### Task requirements
Copy out each line featuring the string "this" from the entries beneath.
Start Data rows
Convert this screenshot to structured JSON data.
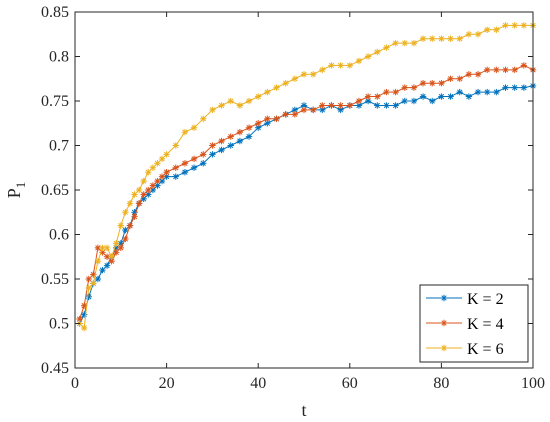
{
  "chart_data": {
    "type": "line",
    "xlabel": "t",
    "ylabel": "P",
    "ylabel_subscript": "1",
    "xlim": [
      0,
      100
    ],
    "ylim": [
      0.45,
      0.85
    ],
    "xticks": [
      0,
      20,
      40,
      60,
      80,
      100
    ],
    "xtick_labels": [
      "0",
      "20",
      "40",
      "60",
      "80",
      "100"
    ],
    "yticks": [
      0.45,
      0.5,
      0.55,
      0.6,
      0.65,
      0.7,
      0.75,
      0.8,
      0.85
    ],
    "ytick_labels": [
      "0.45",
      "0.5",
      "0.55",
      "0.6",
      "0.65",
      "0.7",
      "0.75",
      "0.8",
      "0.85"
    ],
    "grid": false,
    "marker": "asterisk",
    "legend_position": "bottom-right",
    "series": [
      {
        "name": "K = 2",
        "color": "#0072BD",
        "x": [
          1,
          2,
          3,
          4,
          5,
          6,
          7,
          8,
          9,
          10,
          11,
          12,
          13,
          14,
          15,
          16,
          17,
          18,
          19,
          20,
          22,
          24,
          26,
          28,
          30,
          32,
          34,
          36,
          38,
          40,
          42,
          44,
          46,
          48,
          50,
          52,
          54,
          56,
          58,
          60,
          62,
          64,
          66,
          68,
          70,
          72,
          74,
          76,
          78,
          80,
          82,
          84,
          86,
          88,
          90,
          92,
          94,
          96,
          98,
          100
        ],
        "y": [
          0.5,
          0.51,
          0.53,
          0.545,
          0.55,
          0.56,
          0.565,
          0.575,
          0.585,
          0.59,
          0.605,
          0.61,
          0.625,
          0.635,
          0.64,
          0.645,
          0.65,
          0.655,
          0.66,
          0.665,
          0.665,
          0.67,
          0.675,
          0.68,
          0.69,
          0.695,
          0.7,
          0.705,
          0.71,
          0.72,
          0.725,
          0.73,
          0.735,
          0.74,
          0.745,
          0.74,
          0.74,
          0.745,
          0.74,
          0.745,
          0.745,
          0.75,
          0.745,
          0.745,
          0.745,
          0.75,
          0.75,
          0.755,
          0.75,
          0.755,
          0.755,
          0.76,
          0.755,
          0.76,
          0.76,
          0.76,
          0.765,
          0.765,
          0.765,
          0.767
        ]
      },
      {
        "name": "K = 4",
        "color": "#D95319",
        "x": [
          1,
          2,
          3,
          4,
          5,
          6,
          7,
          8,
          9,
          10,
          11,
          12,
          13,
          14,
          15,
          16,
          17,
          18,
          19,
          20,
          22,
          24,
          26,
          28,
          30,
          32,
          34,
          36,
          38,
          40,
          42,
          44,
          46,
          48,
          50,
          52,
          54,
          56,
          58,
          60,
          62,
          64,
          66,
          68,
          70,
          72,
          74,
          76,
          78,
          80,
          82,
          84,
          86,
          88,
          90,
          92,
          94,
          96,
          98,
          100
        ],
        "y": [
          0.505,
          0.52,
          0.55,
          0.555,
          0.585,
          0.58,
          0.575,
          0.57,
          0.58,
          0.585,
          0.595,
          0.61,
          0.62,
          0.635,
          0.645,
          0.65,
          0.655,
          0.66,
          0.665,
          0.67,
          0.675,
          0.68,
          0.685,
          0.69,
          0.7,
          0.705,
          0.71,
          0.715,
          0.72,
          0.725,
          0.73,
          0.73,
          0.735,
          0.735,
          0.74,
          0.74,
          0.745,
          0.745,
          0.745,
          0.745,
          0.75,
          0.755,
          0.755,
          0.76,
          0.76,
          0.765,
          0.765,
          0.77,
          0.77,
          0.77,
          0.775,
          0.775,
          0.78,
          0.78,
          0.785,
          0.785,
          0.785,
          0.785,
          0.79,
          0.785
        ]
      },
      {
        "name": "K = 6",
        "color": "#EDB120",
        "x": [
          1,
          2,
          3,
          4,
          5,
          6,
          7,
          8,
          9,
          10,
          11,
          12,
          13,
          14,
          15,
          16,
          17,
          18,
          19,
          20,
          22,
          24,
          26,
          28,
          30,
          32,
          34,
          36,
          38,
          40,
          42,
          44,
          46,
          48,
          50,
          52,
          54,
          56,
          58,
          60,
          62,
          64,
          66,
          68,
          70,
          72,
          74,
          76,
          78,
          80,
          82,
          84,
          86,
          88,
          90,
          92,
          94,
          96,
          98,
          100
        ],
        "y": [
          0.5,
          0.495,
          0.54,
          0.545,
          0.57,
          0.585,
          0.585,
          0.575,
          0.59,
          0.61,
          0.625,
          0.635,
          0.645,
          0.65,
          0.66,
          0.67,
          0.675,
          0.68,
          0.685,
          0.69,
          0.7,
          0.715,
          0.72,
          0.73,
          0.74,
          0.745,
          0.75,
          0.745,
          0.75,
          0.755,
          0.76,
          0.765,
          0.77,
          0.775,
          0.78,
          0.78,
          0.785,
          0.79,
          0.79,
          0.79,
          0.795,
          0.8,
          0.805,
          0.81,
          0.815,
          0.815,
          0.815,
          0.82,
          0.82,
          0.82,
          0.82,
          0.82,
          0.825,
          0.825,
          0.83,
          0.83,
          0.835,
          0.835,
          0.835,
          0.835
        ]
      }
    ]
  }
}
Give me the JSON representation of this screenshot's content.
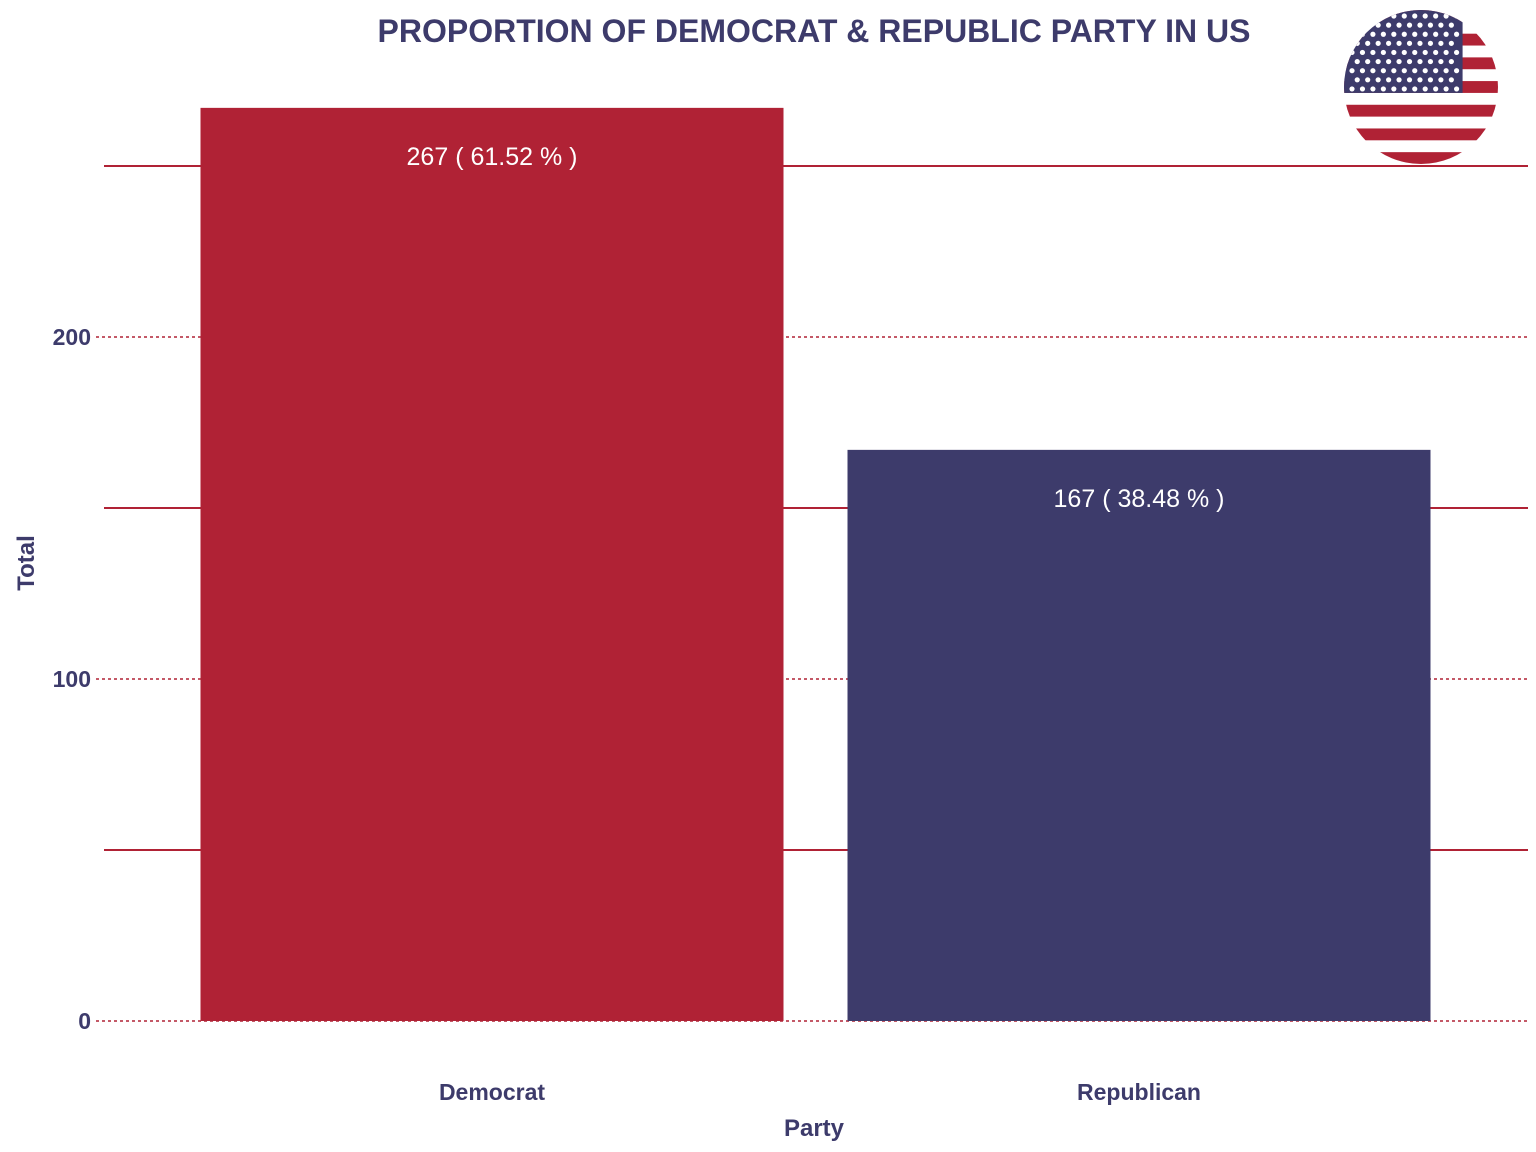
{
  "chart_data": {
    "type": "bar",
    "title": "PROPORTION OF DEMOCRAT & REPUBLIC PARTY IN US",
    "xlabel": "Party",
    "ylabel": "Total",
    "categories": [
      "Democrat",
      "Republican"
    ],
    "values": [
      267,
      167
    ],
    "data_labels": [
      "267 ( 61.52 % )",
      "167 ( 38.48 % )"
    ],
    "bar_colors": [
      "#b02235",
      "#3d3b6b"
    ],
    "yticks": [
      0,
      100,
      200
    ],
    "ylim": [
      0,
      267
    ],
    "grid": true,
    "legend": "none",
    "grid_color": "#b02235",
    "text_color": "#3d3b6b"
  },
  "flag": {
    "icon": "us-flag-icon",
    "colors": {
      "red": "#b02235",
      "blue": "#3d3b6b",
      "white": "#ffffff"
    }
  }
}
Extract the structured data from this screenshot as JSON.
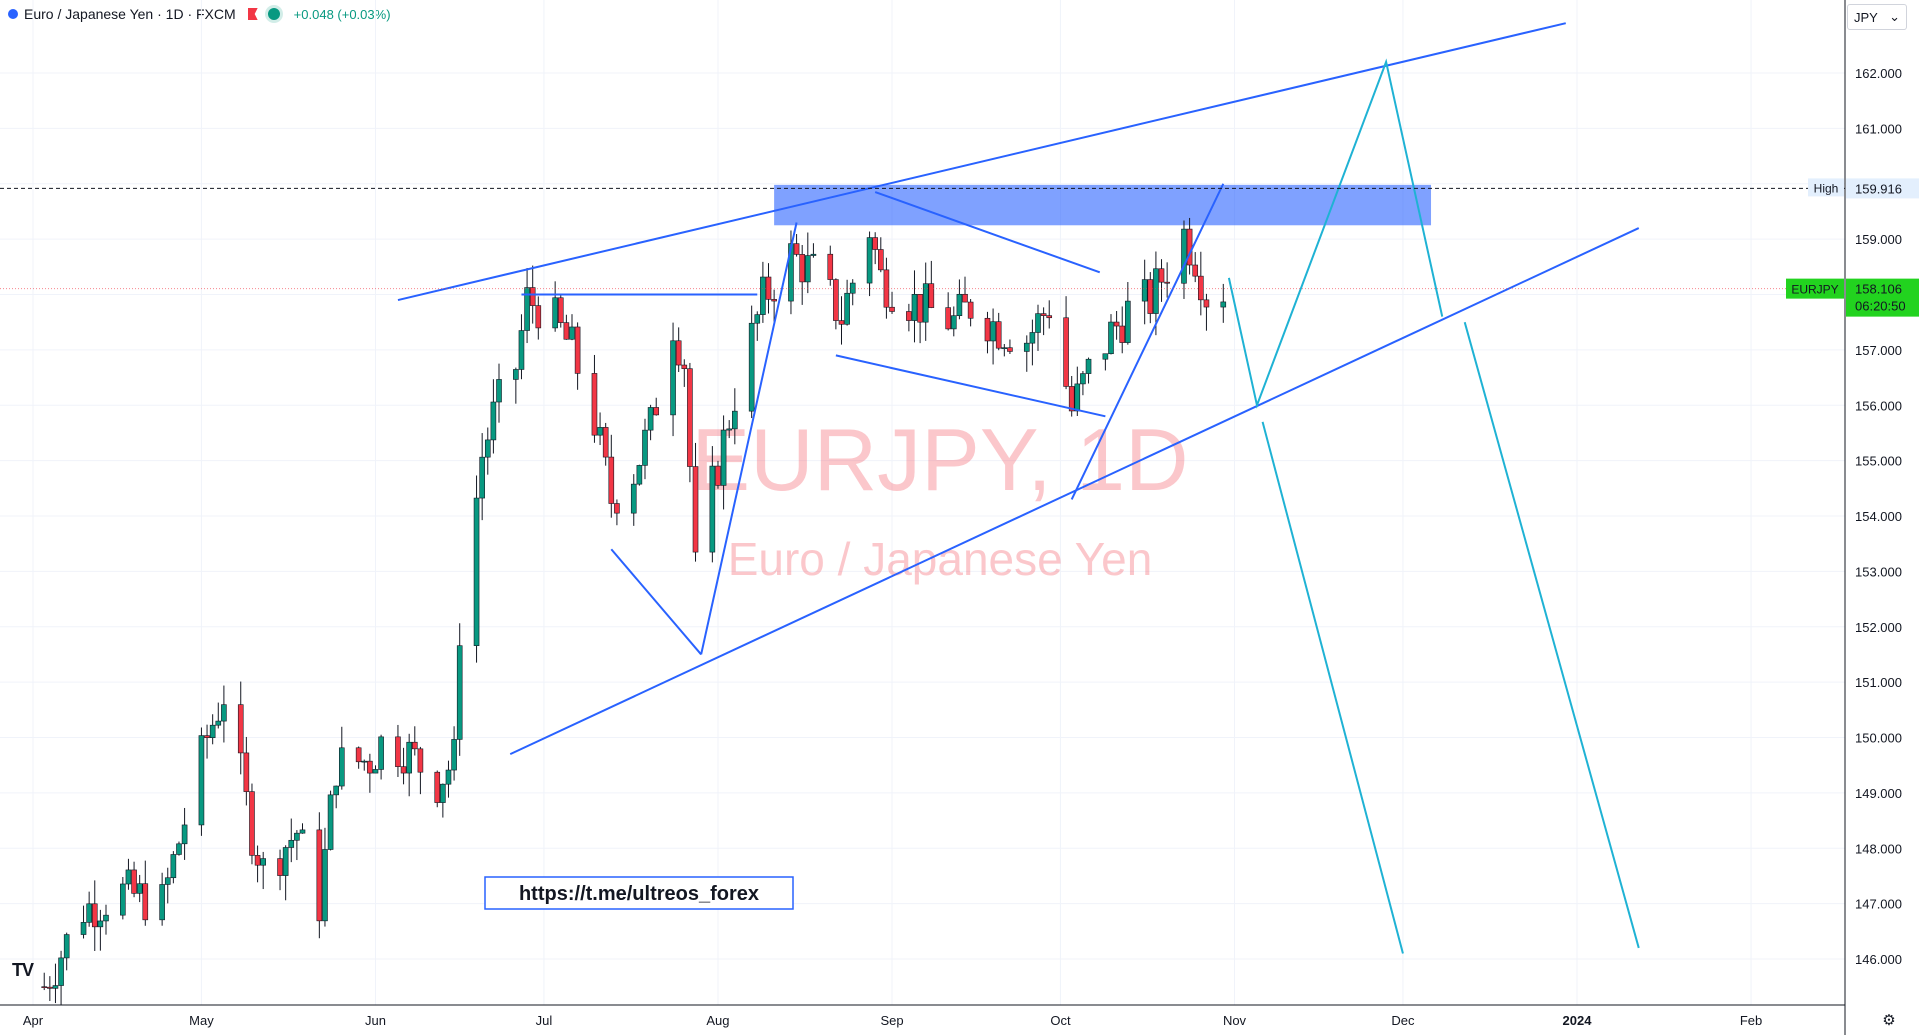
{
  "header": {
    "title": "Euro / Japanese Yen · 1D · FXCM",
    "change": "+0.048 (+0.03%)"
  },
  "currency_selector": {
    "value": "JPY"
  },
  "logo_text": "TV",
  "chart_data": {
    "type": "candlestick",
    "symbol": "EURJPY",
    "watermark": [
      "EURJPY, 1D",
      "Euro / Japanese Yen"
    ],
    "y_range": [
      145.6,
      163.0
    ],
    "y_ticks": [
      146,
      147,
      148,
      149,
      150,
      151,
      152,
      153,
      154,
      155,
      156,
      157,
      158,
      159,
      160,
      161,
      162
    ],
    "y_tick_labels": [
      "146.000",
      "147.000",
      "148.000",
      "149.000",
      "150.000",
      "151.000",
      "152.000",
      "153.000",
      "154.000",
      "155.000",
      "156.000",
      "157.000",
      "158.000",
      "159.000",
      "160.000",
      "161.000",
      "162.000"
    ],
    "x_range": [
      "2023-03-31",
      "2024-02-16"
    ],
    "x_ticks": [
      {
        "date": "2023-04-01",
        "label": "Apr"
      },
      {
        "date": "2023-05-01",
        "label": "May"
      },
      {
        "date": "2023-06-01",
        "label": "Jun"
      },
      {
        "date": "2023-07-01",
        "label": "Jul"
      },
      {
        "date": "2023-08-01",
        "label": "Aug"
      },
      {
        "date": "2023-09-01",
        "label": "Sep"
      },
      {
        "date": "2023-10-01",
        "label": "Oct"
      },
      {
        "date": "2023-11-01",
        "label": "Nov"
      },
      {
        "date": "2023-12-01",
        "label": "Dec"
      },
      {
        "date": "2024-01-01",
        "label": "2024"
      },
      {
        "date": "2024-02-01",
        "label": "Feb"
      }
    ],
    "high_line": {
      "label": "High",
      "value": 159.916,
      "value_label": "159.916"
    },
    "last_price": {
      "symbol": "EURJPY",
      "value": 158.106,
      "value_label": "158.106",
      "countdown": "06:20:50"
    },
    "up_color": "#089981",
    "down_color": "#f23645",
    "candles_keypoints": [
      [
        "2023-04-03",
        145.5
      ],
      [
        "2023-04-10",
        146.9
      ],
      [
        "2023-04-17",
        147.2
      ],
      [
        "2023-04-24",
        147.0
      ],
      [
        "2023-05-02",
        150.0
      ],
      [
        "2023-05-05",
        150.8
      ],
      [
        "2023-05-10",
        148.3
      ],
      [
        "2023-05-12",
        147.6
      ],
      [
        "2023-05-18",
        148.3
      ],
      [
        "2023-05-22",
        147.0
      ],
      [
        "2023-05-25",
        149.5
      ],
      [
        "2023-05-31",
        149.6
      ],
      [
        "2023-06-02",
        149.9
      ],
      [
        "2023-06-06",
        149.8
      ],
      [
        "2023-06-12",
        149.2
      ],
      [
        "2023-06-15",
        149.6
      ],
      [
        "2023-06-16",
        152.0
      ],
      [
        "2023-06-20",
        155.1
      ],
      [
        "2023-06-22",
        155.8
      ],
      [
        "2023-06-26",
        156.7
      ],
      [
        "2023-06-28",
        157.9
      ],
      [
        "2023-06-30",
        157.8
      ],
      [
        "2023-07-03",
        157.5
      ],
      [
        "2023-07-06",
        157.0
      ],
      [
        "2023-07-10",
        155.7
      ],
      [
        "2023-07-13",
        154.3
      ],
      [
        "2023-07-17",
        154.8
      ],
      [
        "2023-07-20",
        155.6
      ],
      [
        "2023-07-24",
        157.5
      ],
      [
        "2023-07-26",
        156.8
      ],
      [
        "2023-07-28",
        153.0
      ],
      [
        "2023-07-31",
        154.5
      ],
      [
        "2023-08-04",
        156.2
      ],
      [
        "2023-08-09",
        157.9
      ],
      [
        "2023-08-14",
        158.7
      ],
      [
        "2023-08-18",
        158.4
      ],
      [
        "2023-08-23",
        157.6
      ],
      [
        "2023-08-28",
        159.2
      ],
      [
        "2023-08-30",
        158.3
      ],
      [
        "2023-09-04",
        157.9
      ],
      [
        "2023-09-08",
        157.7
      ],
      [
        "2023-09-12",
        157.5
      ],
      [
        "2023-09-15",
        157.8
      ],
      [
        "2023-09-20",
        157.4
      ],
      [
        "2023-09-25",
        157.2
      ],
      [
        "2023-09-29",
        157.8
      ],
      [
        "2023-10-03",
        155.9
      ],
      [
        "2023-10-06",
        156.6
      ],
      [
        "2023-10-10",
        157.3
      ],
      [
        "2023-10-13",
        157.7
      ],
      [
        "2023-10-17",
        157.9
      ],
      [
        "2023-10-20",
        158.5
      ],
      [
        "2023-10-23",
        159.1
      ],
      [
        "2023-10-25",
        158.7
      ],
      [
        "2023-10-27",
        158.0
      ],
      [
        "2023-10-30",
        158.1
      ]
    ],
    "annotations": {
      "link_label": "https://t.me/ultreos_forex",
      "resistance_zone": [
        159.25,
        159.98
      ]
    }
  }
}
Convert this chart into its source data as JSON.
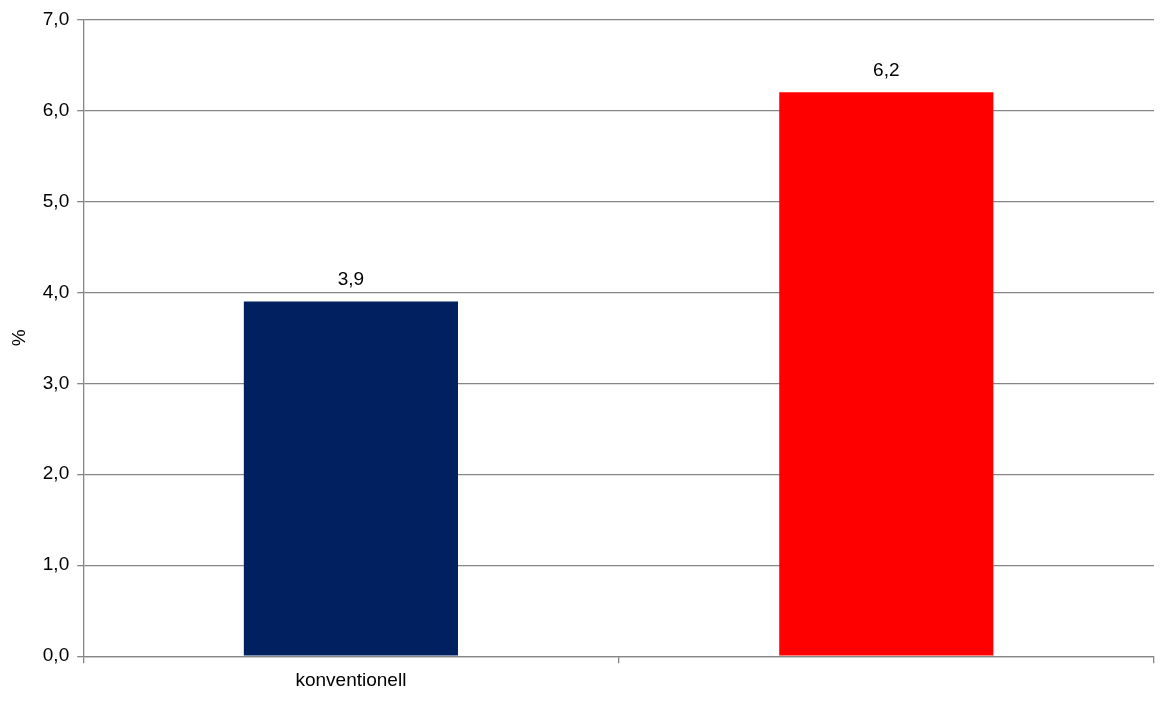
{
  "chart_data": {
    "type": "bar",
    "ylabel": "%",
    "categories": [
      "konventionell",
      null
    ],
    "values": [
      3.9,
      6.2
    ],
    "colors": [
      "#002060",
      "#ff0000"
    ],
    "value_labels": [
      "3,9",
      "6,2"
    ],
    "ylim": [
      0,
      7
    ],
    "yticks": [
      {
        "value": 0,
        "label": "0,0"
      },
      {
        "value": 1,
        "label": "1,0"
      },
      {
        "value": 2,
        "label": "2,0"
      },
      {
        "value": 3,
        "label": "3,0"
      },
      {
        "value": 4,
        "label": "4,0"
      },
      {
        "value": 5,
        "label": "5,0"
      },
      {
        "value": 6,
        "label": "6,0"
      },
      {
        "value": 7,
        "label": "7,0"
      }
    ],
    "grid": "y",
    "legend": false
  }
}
End Data rows
### Written answer
Convert this screenshot to structured JSON data.
Give me the JSON representation of this screenshot's content.
Extract the structured data from this screenshot as JSON.
Convert this chart into its source data as JSON.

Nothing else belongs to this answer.